▶ _Task goal_
Tally the lines that contain the string "name" and give the number by itself.

▶ _Data for processing_
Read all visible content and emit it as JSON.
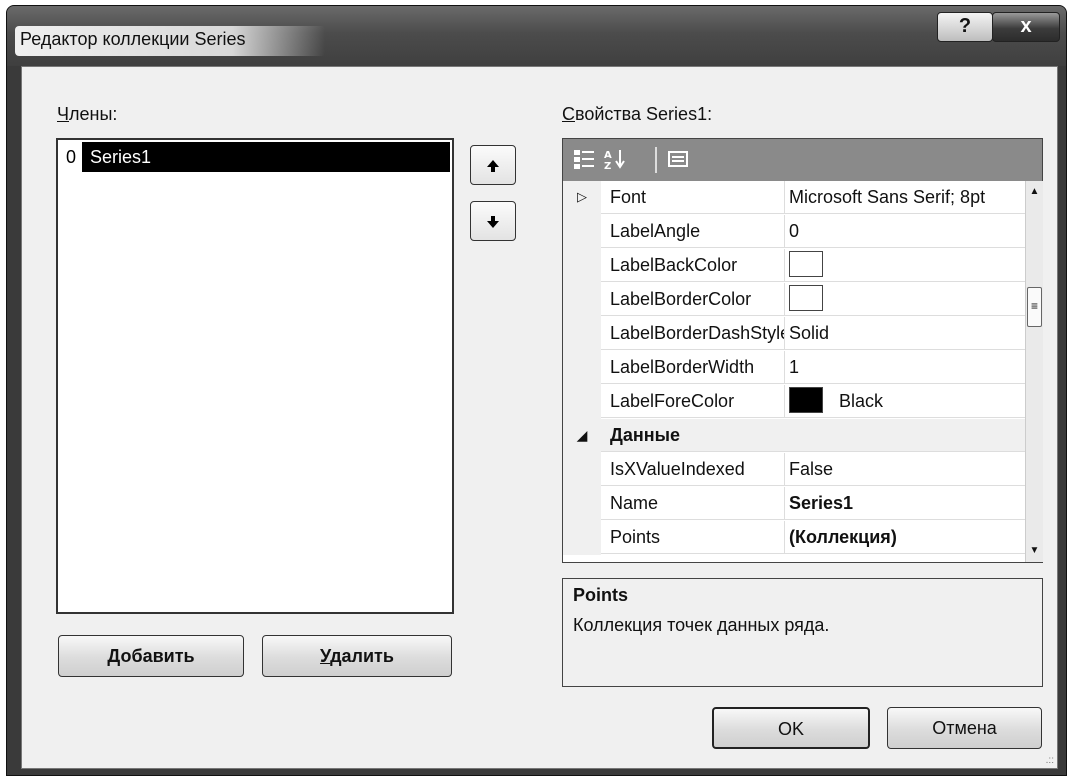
{
  "window": {
    "title": "Редактор коллекции Series",
    "help_label": "?",
    "close_label": "x"
  },
  "members": {
    "label_accel": "Ч",
    "label_rest": "лены:",
    "items": [
      {
        "index": "0",
        "name": "Series1"
      }
    ],
    "move_up_icon": "arrow-up-icon",
    "move_down_icon": "arrow-down-icon"
  },
  "buttons": {
    "add_accel": "Д",
    "add_rest": "обавить",
    "remove_accel": "У",
    "remove_rest": "далить",
    "ok": "OK",
    "cancel": "Отмена"
  },
  "properties": {
    "label_accel": "С",
    "label_rest": "войства Series1:",
    "toolbar": {
      "categorized_icon": "categorized-icon",
      "alphabetical_icon": "alphabetical-sort-icon",
      "property_pages_icon": "property-pages-icon"
    },
    "rows": [
      {
        "name": "Font",
        "value": "Microsoft Sans Serif; 8pt",
        "expander": "▷"
      },
      {
        "name": "LabelAngle",
        "value": "0"
      },
      {
        "name": "LabelBackColor",
        "value": "",
        "swatch": "#ffffff"
      },
      {
        "name": "LabelBorderColor",
        "value": "",
        "swatch": "#ffffff"
      },
      {
        "name": "LabelBorderDashStyle",
        "value": "Solid"
      },
      {
        "name": "LabelBorderWidth",
        "value": "1"
      },
      {
        "name": "LabelForeColor",
        "value": "Black",
        "swatch": "#000000"
      }
    ],
    "category": {
      "name": "Данные",
      "expander": "◢"
    },
    "rows2": [
      {
        "name": "IsXValueIndexed",
        "value": "False"
      },
      {
        "name": "Name",
        "value": "Series1",
        "bold": true
      },
      {
        "name": "Points",
        "value": "(Коллекция)",
        "bold": true
      }
    ]
  },
  "description": {
    "title": "Points",
    "text": "Коллекция точек данных ряда."
  }
}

▶ _Reply to the exercise_
12